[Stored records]
········
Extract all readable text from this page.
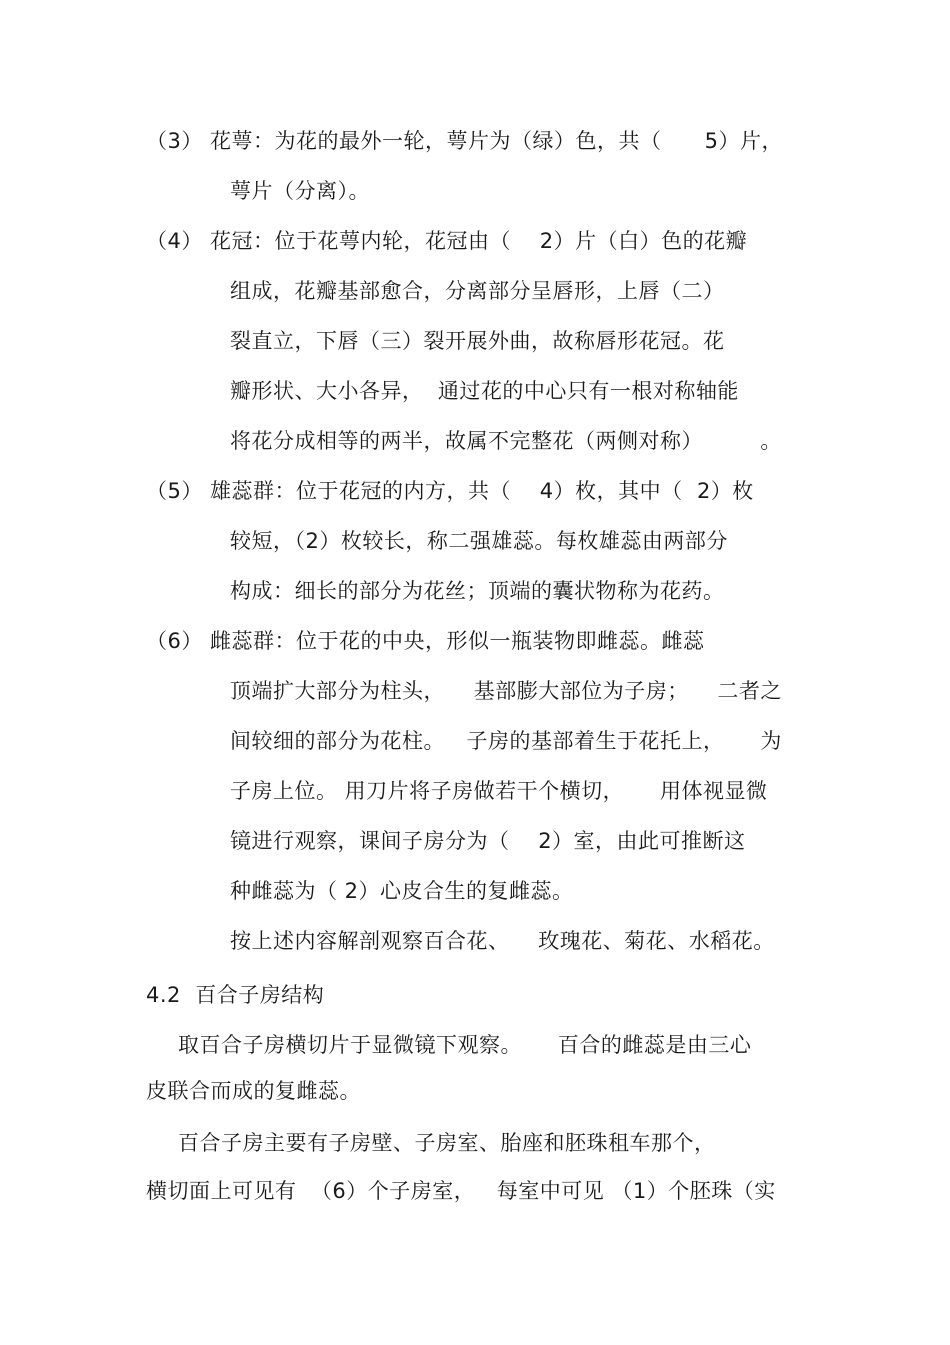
（3） 花萼：为花的最外一轮，萼片为（绿）色，共（      5）片，
萼片（分离）。
（4） 花冠：位于花萼内轮，花冠由（    2）片（白）色的花瓣
组成，花瓣基部愈合，分离部分呈唇形，上唇（二）
裂直立，下唇（三）裂开展外曲，故称唇形花冠。花
瓣形状、大小各异，  通过花的中心只有一根对称轴能
将花分成相等的两半，故属不完整花（两侧对称）        。
（5） 雄蕊群：位于花冠的内方，共（    4）枚，其中（  2）枚
较短，（2）枚较长，称二强雄蕊。每枚雄蕊由两部分
构成：细长的部分为花丝；顶端的囊状物称为花药。
（6） 雌蕊群：位于花的中央，形似一瓶装物即雌蕊。雌蕊
顶端扩大部分为柱头，    基部膨大部位为子房；    二者之
间较细的部分为花柱。   子房的基部着生于花托上，     为
子房上位。 用刀片将子房做若干个横切，     用体视显微
镜进行观察，课间子房分为（    2）室，由此可推断这
种雌蕊为（ 2）心皮合生的复雌蕊。
按上述内容解剖观察百合花、    玫瑰花、菊花、水稻花。
4.2  百合子房结构
取百合子房横切片于显微镜下观察。     百合的雌蕊是由三心
皮联合而成的复雌蕊。
百合子房主要有子房壁、子房室、胎座和胚珠租车那个，
横切面上可见有  （6）个子房室，   每室中可见 （1）个胚珠（实
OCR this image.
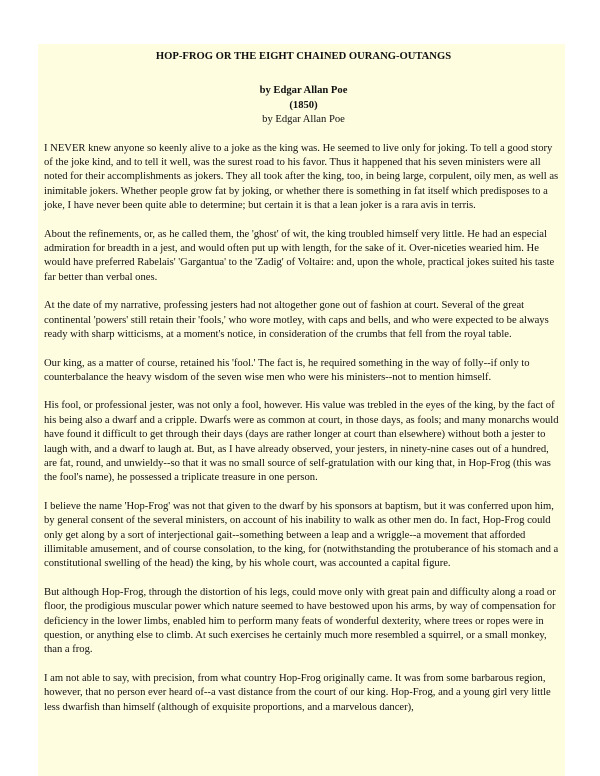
HOP-FROG OR THE EIGHT CHAINED OURANG-OUTANGS
by Edgar Allan Poe
(1850)
by Edgar Allan Poe

I NEVER knew anyone so keenly alive to a joke as the king was. He seemed to live only for joking. To tell a good story of the joke kind, and to tell it well, was the surest road to his favor. Thus it happened that his seven ministers were all noted for their accomplishments as jokers. They all took after the king, too, in being large, corpulent, oily men, as well as inimitable jokers. Whether people grow fat by joking, or whether there is something in fat itself which predisposes to a joke, I have never been quite able to determine; but certain it is that a lean joker is a rara avis in terris.

About the refinements, or, as he called them, the 'ghost' of wit, the king troubled himself very little. He had an especial admiration for breadth in a jest, and would often put up with length, for the sake of it. Over-niceties wearied him. He would have preferred Rabelais' 'Gargantua' to the 'Zadig' of Voltaire: and, upon the whole, practical jokes suited his taste far better than verbal ones.

At the date of my narrative, professing jesters had not altogether gone out of fashion at court. Several of the great continental 'powers' still retain their 'fools,' who wore motley, with caps and bells, and who were expected to be always ready with sharp witticisms, at a moment's notice, in consideration of the crumbs that fell from the royal table.

Our king, as a matter of course, retained his 'fool.' The fact is, he required something in the way of folly--if only to counterbalance the heavy wisdom of the seven wise men who were his ministers--not to mention himself.

His fool, or professional jester, was not only a fool, however. His value was trebled in the eyes of the king, by the fact of his being also a dwarf and a cripple. Dwarfs were as common at court, in those days, as fools; and many monarchs would have found it difficult to get through their days (days are rather longer at court than elsewhere) without both a jester to laugh with, and a dwarf to laugh at. But, as I have already observed, your jesters, in ninety-nine cases out of a hundred, are fat, round, and unwieldy--so that it was no small source of self-gratulation with our king that, in Hop-Frog (this was the fool's name), he possessed a triplicate treasure in one person.

I believe the name 'Hop-Frog' was not that given to the dwarf by his sponsors at baptism, but it was conferred upon him, by general consent of the several ministers, on account of his inability to walk as other men do. In fact, Hop-Frog could only get along by a sort of interjectional gait--something between a leap and a wriggle--a movement that afforded illimitable amusement, and of course consolation, to the king, for (notwithstanding the protuberance of his stomach and a constitutional swelling of the head) the king, by his whole court, was accounted a capital figure.

But although Hop-Frog, through the distortion of his legs, could move only with great pain and difficulty along a road or floor, the prodigious muscular power which nature seemed to have bestowed upon his arms, by way of compensation for deficiency in the lower limbs, enabled him to perform many feats of wonderful dexterity, where trees or ropes were in question, or anything else to climb. At such exercises he certainly much more resembled a squirrel, or a small monkey, than a frog.

I am not able to say, with precision, from what country Hop-Frog originally came. It was from some barbarous region, however, that no person ever heard of--a vast distance from the court of our king. Hop-Frog, and a young girl very little less dwarfish than himself (although of exquisite proportions, and a marvelous dancer),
········
Your goal:
Return all of the data exactly as written, and drop the pictures.

Solution to this task:
Extract all readable text from this page.
（3） 花萼：为花的最外一轮，萼片为（绿）色，共（      5）片，
萼片（分离）。
（4） 花冠：位于花萼内轮，花冠由（    2）片（白）色的花瓣
组成，花瓣基部愈合，分离部分呈唇形，上唇（二）
裂直立，下唇（三）裂开展外曲，故称唇形花冠。花
瓣形状、大小各异，  通过花的中心只有一根对称轴能
将花分成相等的两半，故属不完整花（两侧对称）        。
（5） 雄蕊群：位于花冠的内方，共（    4）枚，其中（  2）枚
较短，（2）枚较长，称二强雄蕊。每枚雄蕊由两部分
构成：细长的部分为花丝；顶端的囊状物称为花药。
（6） 雌蕊群：位于花的中央，形似一瓶装物即雌蕊。雌蕊
顶端扩大部分为柱头，    基部膨大部位为子房；    二者之
间较细的部分为花柱。   子房的基部着生于花托上，     为
子房上位。 用刀片将子房做若干个横切，     用体视显微
镜进行观察，课间子房分为（    2）室，由此可推断这
种雌蕊为（ 2）心皮合生的复雌蕊。
按上述内容解剖观察百合花、    玫瑰花、菊花、水稻花。
4.2  百合子房结构
取百合子房横切片于显微镜下观察。     百合的雌蕊是由三心
皮联合而成的复雌蕊。
百合子房主要有子房壁、子房室、胎座和胚珠租车那个，
横切面上可见有  （6）个子房室，   每室中可见 （1）个胚珠（实
OCR this image.
HOP-FROG OR THE EIGHT CHAINED OURANG-OUTANGS
by Edgar Allan Poe
(1850)
by Edgar Allan Poe

I NEVER knew anyone so keenly alive to a joke as the king was. He seemed to live only for joking. To tell a good story of the joke kind, and to tell it well, was the surest road to his favor. Thus it happened that his seven ministers were all noted for their accomplishments as jokers. They all took after the king, too, in being large, corpulent, oily men, as well as inimitable jokers. Whether people grow fat by joking, or whether there is something in fat itself which predisposes to a joke, I have never been quite able to determine; but certain it is that a lean joker is a rara avis in terris.

About the refinements, or, as he called them, the 'ghost' of wit, the king troubled himself very little. He had an especial admiration for breadth in a jest, and would often put up with length, for the sake of it. Over-niceties wearied him. He would have preferred Rabelais' 'Gargantua' to the 'Zadig' of Voltaire: and, upon the whole, practical jokes suited his taste far better than verbal ones.

At the date of my narrative, professing jesters had not altogether gone out of fashion at court. Several of the great continental 'powers' still retain their 'fools,' who wore motley, with caps and bells, and who were expected to be always ready with sharp witticisms, at a moment's notice, in consideration of the crumbs that fell from the royal table.

Our king, as a matter of course, retained his 'fool.' The fact is, he required something in the way of folly--if only to counterbalance the heavy wisdom of the seven wise men who were his ministers--not to mention himself.

His fool, or professional jester, was not only a fool, however. His value was trebled in the eyes of the king, by the fact of his being also a dwarf and a cripple. Dwarfs were as common at court, in those days, as fools; and many monarchs would have found it difficult to get through their days (days are rather longer at court than elsewhere) without both a jester to laugh with, and a dwarf to laugh at. But, as I have already observed, your jesters, in ninety-nine cases out of a hundred, are fat, round, and unwieldy--so that it was no small source of self-gratulation with our king that, in Hop-Frog (this was the fool's name), he possessed a triplicate treasure in one person.

I believe the name 'Hop-Frog' was not that given to the dwarf by his sponsors at baptism, but it was conferred upon him, by general consent of the several ministers, on account of his inability to walk as other men do. In fact, Hop-Frog could only get along by a sort of interjectional gait--something between a leap and a wriggle--a movement that afforded illimitable amusement, and of course consolation, to the king, for (notwithstanding the protuberance of his stomach and a constitutional swelling of the head) the king, by his whole court, was accounted a capital figure.

But although Hop-Frog, through the distortion of his legs, could move only with great pain and difficulty along a road or floor, the prodigious muscular power which nature seemed to have bestowed upon his arms, by way of compensation for deficiency in the lower limbs, enabled him to perform many feats of wonderful dexterity, where trees or ropes were in question, or anything else to climb. At such exercises he certainly much more resembled a squirrel, or a small monkey, than a frog.

I am not able to say, with precision, from what country Hop-Frog originally came. It was from some barbarous region, however, that no person ever heard of--a vast distance from the court of our king. Hop-Frog, and a young girl very little less dwarfish than himself (although of exquisite proportions, and a marvelous dancer),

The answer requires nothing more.